THE PROBLEM - Write out the material exactly, with the pictures left out.

PROVIDED RECORDS -
## BEGIN

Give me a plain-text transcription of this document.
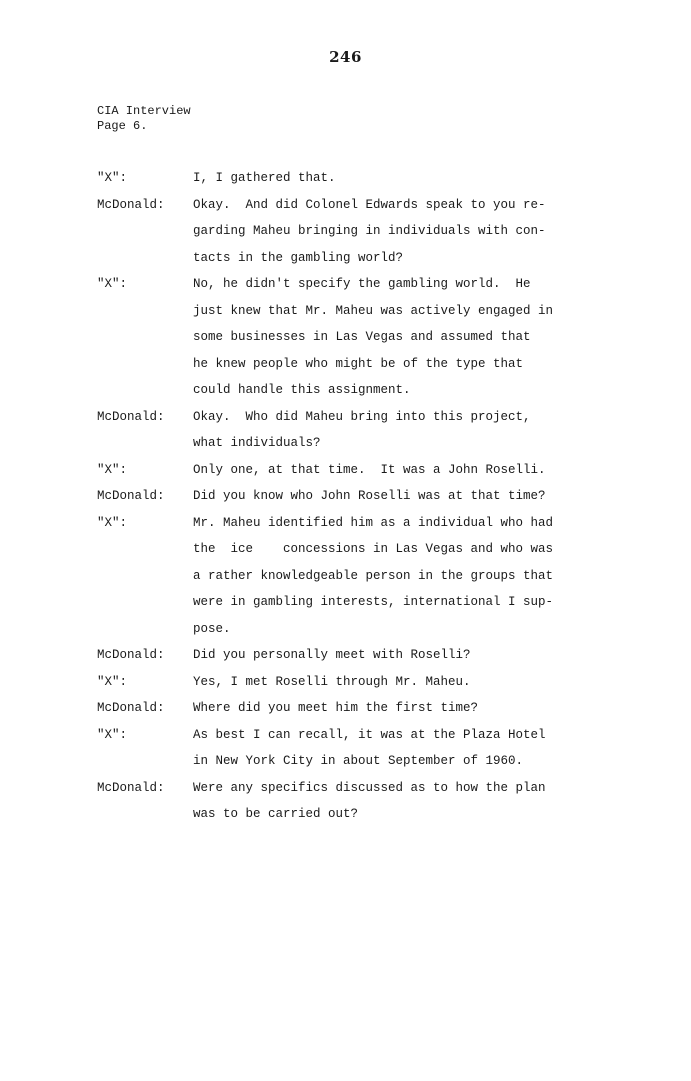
246
CIA Interview
Page 6.
"X":	I, I gathered that.
McDonald:	Okay.  And did Colonel Edwards speak to you re-
garding Maheu bringing in individuals with con-
tacts in the gambling world?
"X":	No, he didn't specify the gambling world.  He
just knew that Mr. Maheu was actively engaged in
some businesses in Las Vegas and assumed that
he knew people who might be of the type that
could handle this assignment.
McDonald:	Okay.  Who did Maheu bring into this project,
what individuals?
"X":	Only one, at that time.  It was a John Roselli.
McDonald:	Did you know who John Roselli was at that time?
"X":	Mr. Maheu identified him as a individual who had
the  ice    concessions in Las Vegas and who was
a rather knowledgeable person in the groups that
were in gambling interests, international I sup-
pose.
McDonald:	Did you personally meet with Roselli?
"X":	Yes, I met Roselli through Mr. Maheu.
McDonald:	Where did you meet him the first time?
"X":	As best I can recall, it was at the Plaza Hotel
in New York City in about September of 1960.
McDonald:	Were any specifics discussed as to how the plan
was to be carried out?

## END

ANSWER FOR THE TASK -
Give me a plain-text transcription of this document.
246
CIA Interview
Page 6.
"X":	I, I gathered that.
McDonald:	Okay.  And did Colonel Edwards speak to you re-
garding Maheu bringing in individuals with con-
tacts in the gambling world?
"X":	No, he didn't specify the gambling world.  He
just knew that Mr. Maheu was actively engaged in
some businesses in Las Vegas and assumed that
he knew people who might be of the type that
could handle this assignment.
McDonald:	Okay.  Who did Maheu bring into this project,
what individuals?
"X":	Only one, at that time.  It was a John Roselli.
McDonald:	Did you know who John Roselli was at that time?
"X":	Mr. Maheu identified him as a individual who had
the  ice    concessions in Las Vegas and who was
a rather knowledgeable person in the groups that
were in gambling interests, international I sup-
pose.
McDonald:	Did you personally meet with Roselli?
"X":	Yes, I met Roselli through Mr. Maheu.
McDonald:	Where did you meet him the first time?
"X":	As best I can recall, it was at the Plaza Hotel
in New York City in about September of 1960.
McDonald:	Were any specifics discussed as to how the plan
was to be carried out?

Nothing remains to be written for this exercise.